_Written problem_
Drop the pictures, then extract the listing word for word.

_Working data_
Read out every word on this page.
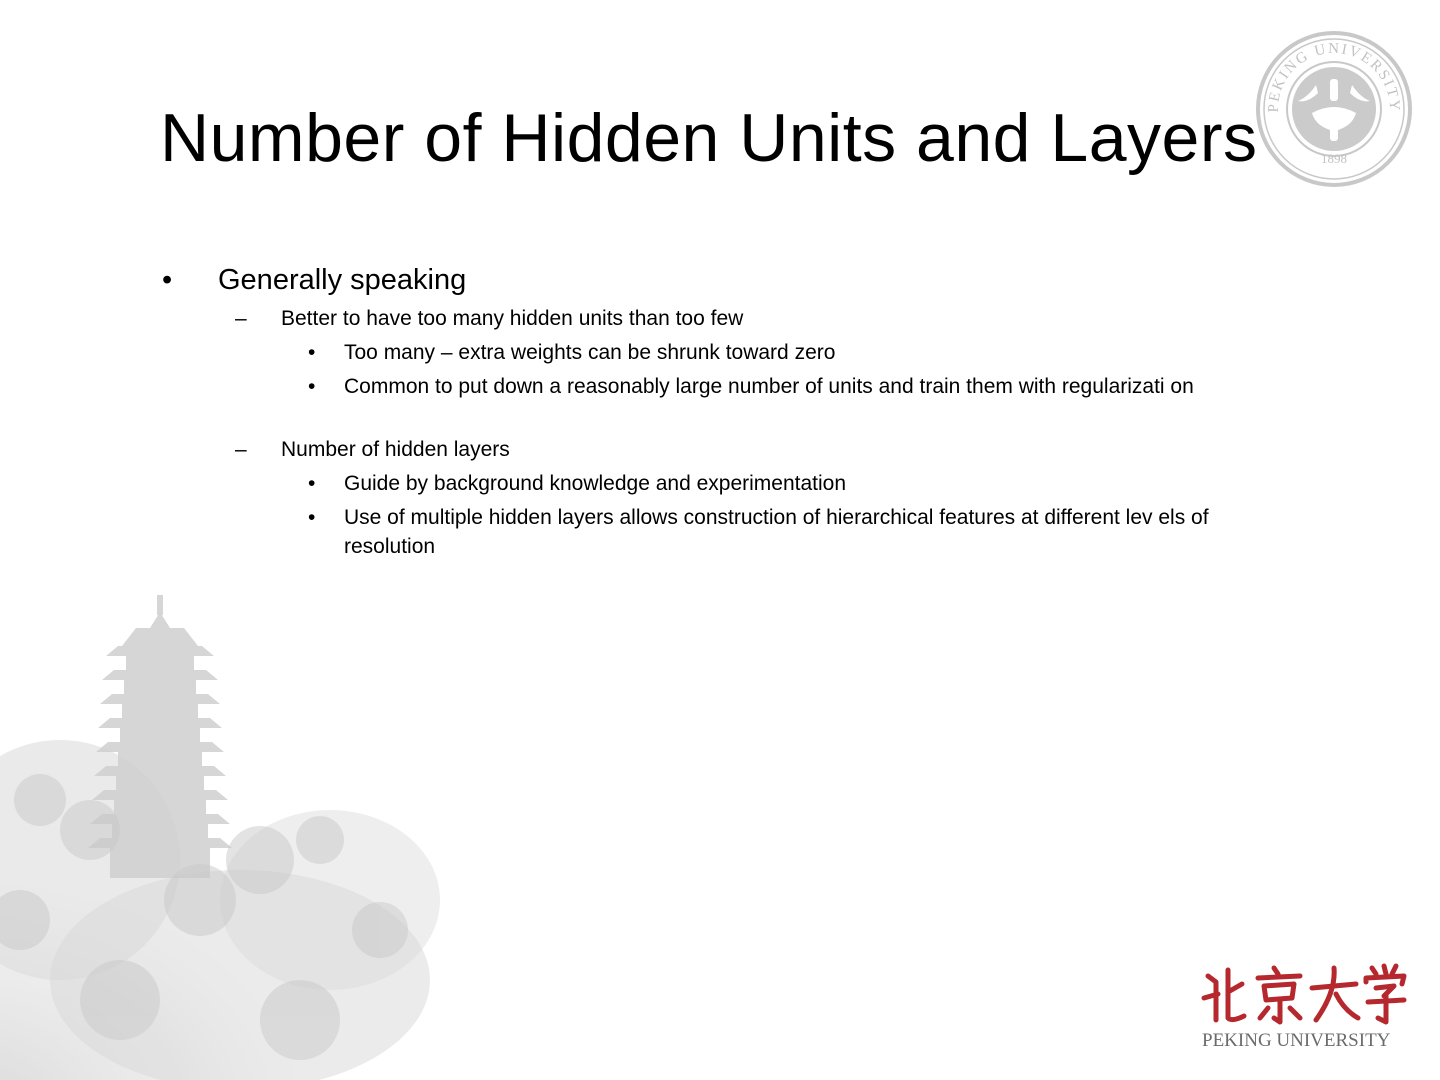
Number of Hidden Units and Layers PEKING UNIVERSITY
1898
• Generally speaking
– Better to have too many hidden units than too few
• Too many – extra weights can be shrunk toward zero
• Common to put down a reasonably large number of units and train them with regularizati on
– Number of hidden layers
• Guide by background knowledge and experimentation
• Use of multiple hidden layers allows construction of hierarchical features at different lev els of resolution
PEKING UNIVERSITY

_Result of the exercise_
Read out every word on this page.
Number of Hidden Units and Layers PEKING UNIVERSITY
1898
• Generally speaking
– Better to have too many hidden units than too few
• Too many – extra weights can be shrunk toward zero
• Common to put down a reasonably large number of units and train them with regularizati on
– Number of hidden layers
• Guide by background knowledge and experimentation
• Use of multiple hidden layers allows construction of hierarchical features at different lev els of resolution
PEKING UNIVERSITY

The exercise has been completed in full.